*Stated task*.
The listing must be reproduced in full, exactly as it stands.
^^^^
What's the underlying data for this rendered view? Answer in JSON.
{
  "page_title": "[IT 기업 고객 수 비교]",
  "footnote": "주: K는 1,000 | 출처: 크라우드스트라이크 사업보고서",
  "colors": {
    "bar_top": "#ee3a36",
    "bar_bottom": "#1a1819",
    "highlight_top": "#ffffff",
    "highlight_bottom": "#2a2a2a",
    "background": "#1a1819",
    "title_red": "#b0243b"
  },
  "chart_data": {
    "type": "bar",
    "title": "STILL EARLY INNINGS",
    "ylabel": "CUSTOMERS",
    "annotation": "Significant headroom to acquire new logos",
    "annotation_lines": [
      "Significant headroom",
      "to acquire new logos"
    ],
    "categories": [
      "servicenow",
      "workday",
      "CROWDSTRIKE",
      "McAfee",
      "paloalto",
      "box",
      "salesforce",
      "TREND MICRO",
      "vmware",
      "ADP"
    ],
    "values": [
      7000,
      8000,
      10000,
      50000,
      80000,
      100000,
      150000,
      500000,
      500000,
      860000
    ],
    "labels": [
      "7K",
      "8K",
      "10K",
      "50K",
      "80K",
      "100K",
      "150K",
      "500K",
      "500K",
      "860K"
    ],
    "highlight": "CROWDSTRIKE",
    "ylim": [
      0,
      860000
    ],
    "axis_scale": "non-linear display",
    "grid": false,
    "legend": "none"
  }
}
^^^^
*Written answer*.
What's the underlying data for this rendered view? Answer in JSON.
{
  "page_title": "[IT 기업 고객 수 비교]",
  "footnote": "주: K는 1,000 | 출처: 크라우드스트라이크 사업보고서",
  "colors": {
    "bar_top": "#ee3a36",
    "bar_bottom": "#1a1819",
    "highlight_top": "#ffffff",
    "highlight_bottom": "#2a2a2a",
    "background": "#1a1819",
    "title_red": "#b0243b"
  },
  "chart_data": {
    "type": "bar",
    "title": "STILL EARLY INNINGS",
    "ylabel": "CUSTOMERS",
    "annotation": "Significant headroom to acquire new logos",
    "annotation_lines": [
      "Significant headroom",
      "to acquire new logos"
    ],
    "categories": [
      "servicenow",
      "workday",
      "CROWDSTRIKE",
      "McAfee",
      "paloalto",
      "box",
      "salesforce",
      "TREND MICRO",
      "vmware",
      "ADP"
    ],
    "values": [
      7000,
      8000,
      10000,
      50000,
      80000,
      100000,
      150000,
      500000,
      500000,
      860000
    ],
    "labels": [
      "7K",
      "8K",
      "10K",
      "50K",
      "80K",
      "100K",
      "150K",
      "500K",
      "500K",
      "860K"
    ],
    "highlight": "CROWDSTRIKE",
    "ylim": [
      0,
      860000
    ],
    "axis_scale": "non-linear display",
    "grid": false,
    "legend": "none"
  }
}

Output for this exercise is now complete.